Given instruction: Arrange the material, from its first line through the line containing "terminal-icon[interactable] <box>1751 49", as a Markdown table with the columns Row and Line, giving each row a number and omitting blank lines.

Data for the task:
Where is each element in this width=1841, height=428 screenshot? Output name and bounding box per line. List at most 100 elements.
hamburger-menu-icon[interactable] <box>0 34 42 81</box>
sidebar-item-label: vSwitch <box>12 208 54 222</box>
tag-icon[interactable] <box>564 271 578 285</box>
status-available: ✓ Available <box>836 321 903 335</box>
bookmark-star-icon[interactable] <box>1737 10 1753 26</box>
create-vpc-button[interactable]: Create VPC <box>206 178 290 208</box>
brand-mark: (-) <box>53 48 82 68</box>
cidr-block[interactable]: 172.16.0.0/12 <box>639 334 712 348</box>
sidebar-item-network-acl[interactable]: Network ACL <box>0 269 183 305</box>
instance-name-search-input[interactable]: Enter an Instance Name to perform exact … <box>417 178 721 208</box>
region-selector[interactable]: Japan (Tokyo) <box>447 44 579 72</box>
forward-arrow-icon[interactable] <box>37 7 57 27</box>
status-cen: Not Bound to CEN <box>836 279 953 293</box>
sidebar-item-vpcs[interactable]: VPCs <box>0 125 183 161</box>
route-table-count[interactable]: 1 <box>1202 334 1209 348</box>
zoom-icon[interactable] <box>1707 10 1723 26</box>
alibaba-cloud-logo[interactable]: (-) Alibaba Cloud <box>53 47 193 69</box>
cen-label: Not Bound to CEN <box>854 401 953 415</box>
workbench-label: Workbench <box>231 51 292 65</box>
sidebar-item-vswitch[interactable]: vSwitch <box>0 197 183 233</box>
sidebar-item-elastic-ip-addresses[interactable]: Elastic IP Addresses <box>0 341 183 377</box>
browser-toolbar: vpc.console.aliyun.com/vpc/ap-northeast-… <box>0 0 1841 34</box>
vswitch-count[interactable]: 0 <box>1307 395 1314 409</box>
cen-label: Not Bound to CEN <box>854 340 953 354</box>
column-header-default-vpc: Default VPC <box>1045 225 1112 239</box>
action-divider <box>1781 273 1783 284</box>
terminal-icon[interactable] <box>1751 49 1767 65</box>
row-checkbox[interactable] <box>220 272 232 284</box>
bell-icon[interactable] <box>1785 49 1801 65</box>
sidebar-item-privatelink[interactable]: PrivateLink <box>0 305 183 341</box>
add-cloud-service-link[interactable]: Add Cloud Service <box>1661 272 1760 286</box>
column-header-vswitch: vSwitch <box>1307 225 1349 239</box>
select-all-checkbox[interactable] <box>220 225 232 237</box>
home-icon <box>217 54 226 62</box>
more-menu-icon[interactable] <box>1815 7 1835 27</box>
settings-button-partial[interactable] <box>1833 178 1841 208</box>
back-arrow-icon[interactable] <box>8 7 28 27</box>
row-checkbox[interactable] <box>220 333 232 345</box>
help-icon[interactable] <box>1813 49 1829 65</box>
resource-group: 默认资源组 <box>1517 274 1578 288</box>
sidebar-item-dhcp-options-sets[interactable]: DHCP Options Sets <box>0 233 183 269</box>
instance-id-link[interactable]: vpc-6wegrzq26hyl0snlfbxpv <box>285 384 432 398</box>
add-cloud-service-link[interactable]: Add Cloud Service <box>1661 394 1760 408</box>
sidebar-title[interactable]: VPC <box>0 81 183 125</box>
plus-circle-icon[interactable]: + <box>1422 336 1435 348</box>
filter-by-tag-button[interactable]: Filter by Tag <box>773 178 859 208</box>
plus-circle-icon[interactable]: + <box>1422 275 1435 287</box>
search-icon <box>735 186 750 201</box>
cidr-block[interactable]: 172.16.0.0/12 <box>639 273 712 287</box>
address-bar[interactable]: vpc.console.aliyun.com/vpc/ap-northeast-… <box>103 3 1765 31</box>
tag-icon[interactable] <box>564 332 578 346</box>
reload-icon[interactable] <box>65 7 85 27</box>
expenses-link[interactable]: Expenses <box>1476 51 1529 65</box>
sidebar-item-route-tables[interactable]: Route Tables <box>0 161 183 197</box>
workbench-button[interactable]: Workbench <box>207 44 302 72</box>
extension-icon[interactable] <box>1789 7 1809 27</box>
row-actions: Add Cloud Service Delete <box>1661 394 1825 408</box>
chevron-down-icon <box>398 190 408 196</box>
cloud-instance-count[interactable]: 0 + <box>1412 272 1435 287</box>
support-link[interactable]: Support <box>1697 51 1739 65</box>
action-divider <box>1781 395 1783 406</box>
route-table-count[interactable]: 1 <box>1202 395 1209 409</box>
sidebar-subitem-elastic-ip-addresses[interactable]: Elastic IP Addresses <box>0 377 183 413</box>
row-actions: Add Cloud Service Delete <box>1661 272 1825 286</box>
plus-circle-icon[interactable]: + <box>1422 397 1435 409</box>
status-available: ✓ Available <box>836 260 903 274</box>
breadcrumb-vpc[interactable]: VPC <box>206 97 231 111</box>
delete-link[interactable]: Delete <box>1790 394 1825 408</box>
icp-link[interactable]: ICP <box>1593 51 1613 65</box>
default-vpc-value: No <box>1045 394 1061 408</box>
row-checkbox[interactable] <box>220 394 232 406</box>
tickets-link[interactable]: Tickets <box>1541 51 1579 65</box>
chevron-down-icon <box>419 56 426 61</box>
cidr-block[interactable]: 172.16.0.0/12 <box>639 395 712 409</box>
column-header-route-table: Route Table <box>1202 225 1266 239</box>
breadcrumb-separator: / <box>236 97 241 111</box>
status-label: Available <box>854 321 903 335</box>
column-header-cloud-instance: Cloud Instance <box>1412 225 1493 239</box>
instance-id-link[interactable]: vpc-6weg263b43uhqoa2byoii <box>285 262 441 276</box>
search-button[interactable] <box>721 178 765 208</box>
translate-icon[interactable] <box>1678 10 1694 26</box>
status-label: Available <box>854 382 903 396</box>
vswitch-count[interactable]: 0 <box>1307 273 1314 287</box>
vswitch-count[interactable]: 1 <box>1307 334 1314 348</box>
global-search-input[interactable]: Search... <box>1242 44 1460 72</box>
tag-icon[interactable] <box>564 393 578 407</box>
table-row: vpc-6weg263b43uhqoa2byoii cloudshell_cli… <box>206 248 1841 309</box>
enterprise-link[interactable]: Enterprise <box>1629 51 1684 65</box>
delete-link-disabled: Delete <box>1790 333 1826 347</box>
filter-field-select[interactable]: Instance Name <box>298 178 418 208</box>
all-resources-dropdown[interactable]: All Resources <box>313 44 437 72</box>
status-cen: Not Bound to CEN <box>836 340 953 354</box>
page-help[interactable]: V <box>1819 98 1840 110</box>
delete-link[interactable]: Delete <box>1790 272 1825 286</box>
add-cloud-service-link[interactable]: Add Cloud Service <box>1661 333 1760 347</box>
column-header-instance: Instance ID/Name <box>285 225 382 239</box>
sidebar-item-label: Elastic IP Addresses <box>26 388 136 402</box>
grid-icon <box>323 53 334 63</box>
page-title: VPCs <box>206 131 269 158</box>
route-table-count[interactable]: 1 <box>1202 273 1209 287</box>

Finished answer:
| Row | Line |
|---|---|
| 1 | Where is each element in this width=1841, height=428 screenshot? Output name and bounding box per line. List at most 100 elements. |
| 2 | hamburger-menu-icon[interactable] <box>0 34 42 81</box> |
| 3 | sidebar-item-label: vSwitch <box>12 208 54 222</box> |
| 4 | tag-icon[interactable] <box>564 271 578 285</box> |
| 5 | status-available: ✓ Available <box>836 321 903 335</box> |
| 6 | bookmark-star-icon[interactable] <box>1737 10 1753 26</box> |
| 7 | create-vpc-button[interactable]: Create VPC <box>206 178 290 208</box> |
| 8 | brand-mark: (-) <box>53 48 82 68</box> |
| 9 | cidr-block[interactable]: 172.16.0.0/12 <box>639 334 712 348</box> |
| 10 | sidebar-item-network-acl[interactable]: Network ACL <box>0 269 183 305</box> |
| 11 | instance-name-search-input[interactable]: Enter an Instance Name to perform exact … <box>417 178 721 208</box> |
| 12 | region-selector[interactable]: Japan (Tokyo) <box>447 44 579 72</box> |
| 13 | forward-arrow-icon[interactable] <box>37 7 57 27</box> |
| 14 | status-cen: Not Bound to CEN <box>836 279 953 293</box> |
| 15 | sidebar-item-vpcs[interactable]: VPCs <box>0 125 183 161</box> |
| 16 | route-table-count[interactable]: 1 <box>1202 334 1209 348</box> |
| 17 | zoom-icon[interactable] <box>1707 10 1723 26</box> |
| 18 | alibaba-cloud-logo[interactable]: (-) Alibaba Cloud <box>53 47 193 69</box> |
| 19 | cen-label: Not Bound to CEN <box>854 401 953 415</box> |
| 20 | workbench-label: Workbench <box>231 51 292 65</box> |
| 21 | sidebar-item-vswitch[interactable]: vSwitch <box>0 197 183 233</box> |
| 22 | sidebar-item-elastic-ip-addresses[interactable]: Elastic IP Addresses <box>0 341 183 377</box> |
| 23 | browser-toolbar: vpc.console.aliyun.com/vpc/ap-northeast-… <box>0 0 1841 34</box> |
| 24 | vswitch-count[interactable]: 0 <box>1307 395 1314 409</box> |
| 25 | cen-label: Not Bound to CEN <box>854 340 953 354</box> |
| 26 | column-header-default-vpc: Default VPC <box>1045 225 1112 239</box> |
| 27 | action-divider <box>1781 273 1783 284</box> |
| 28 | terminal-icon[interactable] <box>1751 49 1767 65</box> |